▶ **Request**
Show every line of the records below that contains the word "JSON".

▶ **Figure content listings**
---*---
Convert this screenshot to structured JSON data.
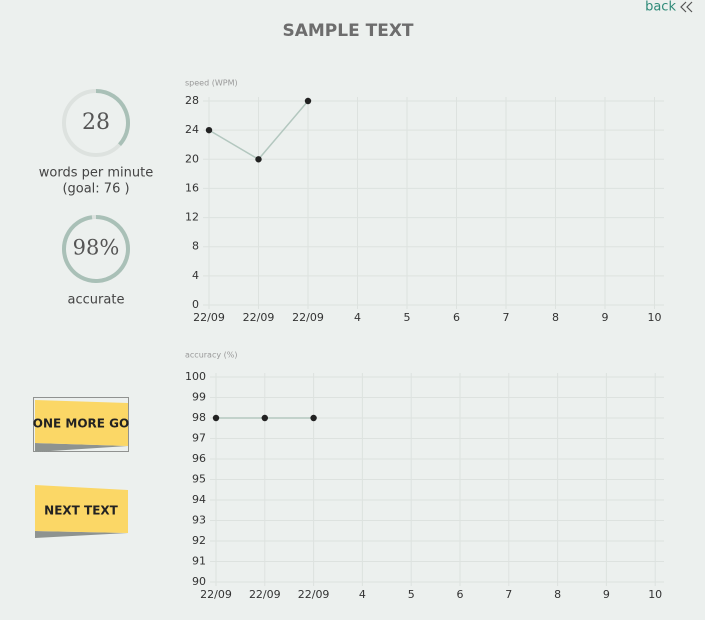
{
  "header": {
    "title": "SAMPLE TEXT",
    "back": "back"
  },
  "stats": {
    "speed": {
      "value": 28,
      "label": "words per minute",
      "goal": {
        "value": 76,
        "label": "(goal: 76 )"
      }
    },
    "accuracy": {
      "value": 98,
      "value_label": "98%",
      "label": "accurate"
    }
  },
  "buttons": [
    "ONE MORE GO",
    "NEXT TEXT"
  ],
  "chart_data": [
    {
      "type": "line",
      "y_label": "speed (WPM)",
      "categories": [
        "22/09",
        "22/09",
        "22/09",
        "4",
        "5",
        "6",
        "7",
        "8",
        "9",
        "10"
      ],
      "values": [
        24,
        20,
        28,
        null,
        null,
        null,
        null,
        null,
        null,
        null
      ],
      "color": "#b3c7bf",
      "point_color": "#222222",
      "ylim": [
        0,
        28
      ],
      "yticks": [
        0,
        4,
        8,
        12,
        16,
        20,
        24,
        28
      ],
      "grid": true
    },
    {
      "type": "line",
      "y_label": "accuracy (%)",
      "categories": [
        "22/09",
        "22/09",
        "22/09",
        "4",
        "5",
        "6",
        "7",
        "8",
        "9",
        "10"
      ],
      "values": [
        98,
        98,
        98,
        null,
        null,
        null,
        null,
        null,
        null,
        null
      ],
      "color": "#b3c7bf",
      "point_color": "#222222",
      "ylim": [
        90,
        100
      ],
      "yticks": [
        90,
        91,
        92,
        93,
        94,
        95,
        96,
        97,
        98,
        99,
        100
      ],
      "grid": true
    }
  ]
}
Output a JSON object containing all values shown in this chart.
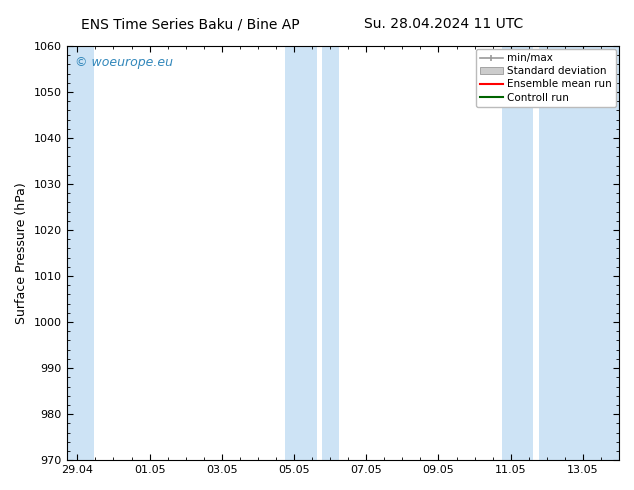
{
  "title_left": "ENS Time Series Baku / Bine AP",
  "title_right": "Su. 28.04.2024 11 UTC",
  "ylabel": "Surface Pressure (hPa)",
  "ylim": [
    970,
    1060
  ],
  "yticks": [
    970,
    980,
    990,
    1000,
    1010,
    1020,
    1030,
    1040,
    1050,
    1060
  ],
  "xtick_labels": [
    "29.04",
    "01.05",
    "03.05",
    "05.05",
    "07.05",
    "09.05",
    "11.05",
    "13.05"
  ],
  "xtick_positions": [
    0,
    2,
    4,
    6,
    8,
    10,
    12,
    14
  ],
  "shaded_color": "#cde3f5",
  "watermark_text": "© woeurope.eu",
  "watermark_color": "#3388bb",
  "legend_items": [
    {
      "label": "min/max",
      "color": "#aaaaaa"
    },
    {
      "label": "Standard deviation",
      "color": "#cccccc"
    },
    {
      "label": "Ensemble mean run",
      "color": "red"
    },
    {
      "label": "Controll run",
      "color": "green"
    }
  ],
  "background_color": "#ffffff",
  "title_fontsize": 10,
  "ylabel_fontsize": 9,
  "tick_fontsize": 8,
  "watermark_fontsize": 9,
  "legend_fontsize": 7.5
}
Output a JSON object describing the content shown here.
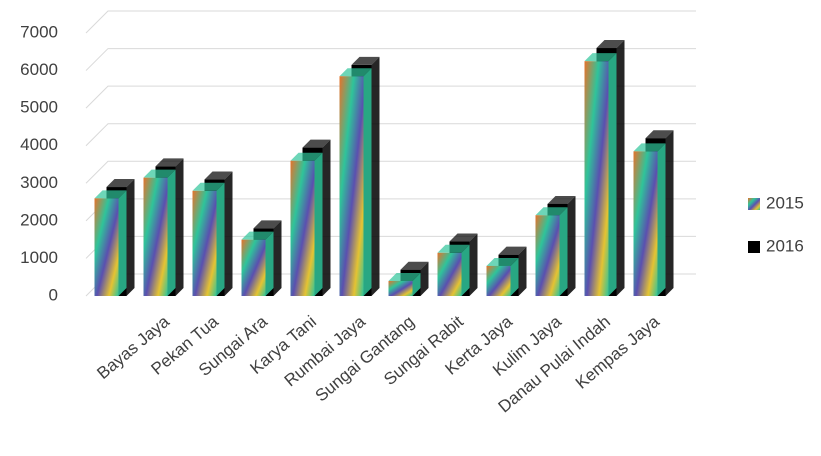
{
  "chart_data": {
    "type": "bar3d",
    "categories": [
      null,
      "Bayas Jaya",
      "Pekan Tua",
      "Sungai Ara",
      "Karya Tani",
      "Rumbai Jaya",
      "Sungai Gantang",
      "Sungai Rabit",
      "Kerta Jaya",
      "Kulim Jaya",
      "Danau Pulai Indah",
      "Kempas Jaya"
    ],
    "series": [
      {
        "name": "2015",
        "color": "#2fc49a",
        "values": [
          2600,
          3150,
          2800,
          1500,
          3600,
          5850,
          400,
          1150,
          800,
          2150,
          6250,
          3850
        ]
      },
      {
        "name": "2016",
        "color": "#000000",
        "values": [
          2900,
          3450,
          3100,
          1800,
          3950,
          6150,
          700,
          1450,
          1100,
          2450,
          6600,
          4200
        ]
      }
    ],
    "ylim": [
      0,
      7000
    ],
    "yticks": [
      0,
      1000,
      2000,
      3000,
      4000,
      5000,
      6000,
      7000
    ],
    "grid": true,
    "legend": "right"
  }
}
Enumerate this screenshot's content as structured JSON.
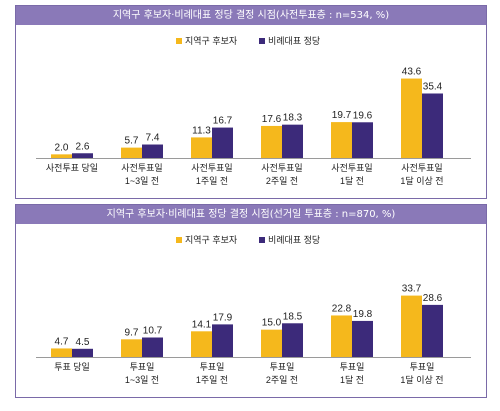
{
  "chart_data": [
    {
      "type": "bar",
      "title": "지역구 후보자·비례대표 정당 결정 시점(사전투표층 : n=534, %)",
      "categories": [
        [
          "사전투표 당일"
        ],
        [
          "사전투표일",
          "1~3일 전"
        ],
        [
          "사전투표일",
          "1주일 전"
        ],
        [
          "사전투표일",
          "2주일 전"
        ],
        [
          "사전투표일",
          "1달 전"
        ],
        [
          "사전투표일",
          "1달 이상 전"
        ]
      ],
      "series": [
        {
          "name": "지역구 후보자",
          "color": "#f5b81c",
          "values": [
            2.0,
            5.7,
            11.3,
            17.6,
            19.7,
            43.6
          ]
        },
        {
          "name": "비례대표 정당",
          "color": "#3c2a7a",
          "values": [
            2.6,
            7.4,
            16.7,
            18.3,
            19.6,
            35.4
          ]
        }
      ],
      "legend": "top-center"
    },
    {
      "type": "bar",
      "title": "지역구 후보자·비례대표 정당 결정 시점(선거일 투표층 : n=870, %)",
      "categories": [
        [
          "투표 당일"
        ],
        [
          "투표일",
          "1~3일 전"
        ],
        [
          "투표일",
          "1주일 전"
        ],
        [
          "투표일",
          "2주일 전"
        ],
        [
          "투표일",
          "1달 전"
        ],
        [
          "투표일",
          "1달 이상 전"
        ]
      ],
      "series": [
        {
          "name": "지역구 후보자",
          "color": "#f5b81c",
          "values": [
            4.7,
            9.7,
            14.1,
            15.0,
            22.8,
            33.7
          ]
        },
        {
          "name": "비례대표 정당",
          "color": "#3c2a7a",
          "values": [
            4.5,
            10.7,
            17.9,
            18.5,
            19.8,
            28.6
          ]
        }
      ],
      "legend": "top-center"
    }
  ]
}
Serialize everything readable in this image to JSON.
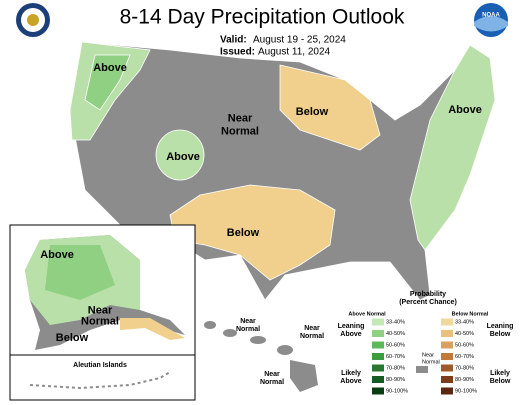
---*---
▶ **Task response**
Convert this screenshot to structured JSON data.
Output a JSON object containing all values shown in this chart.
Output a JSON object describing the content shown here.
Enumerate this screenshot's content as structured JSON.
Serialize everything readable in this image to JSON.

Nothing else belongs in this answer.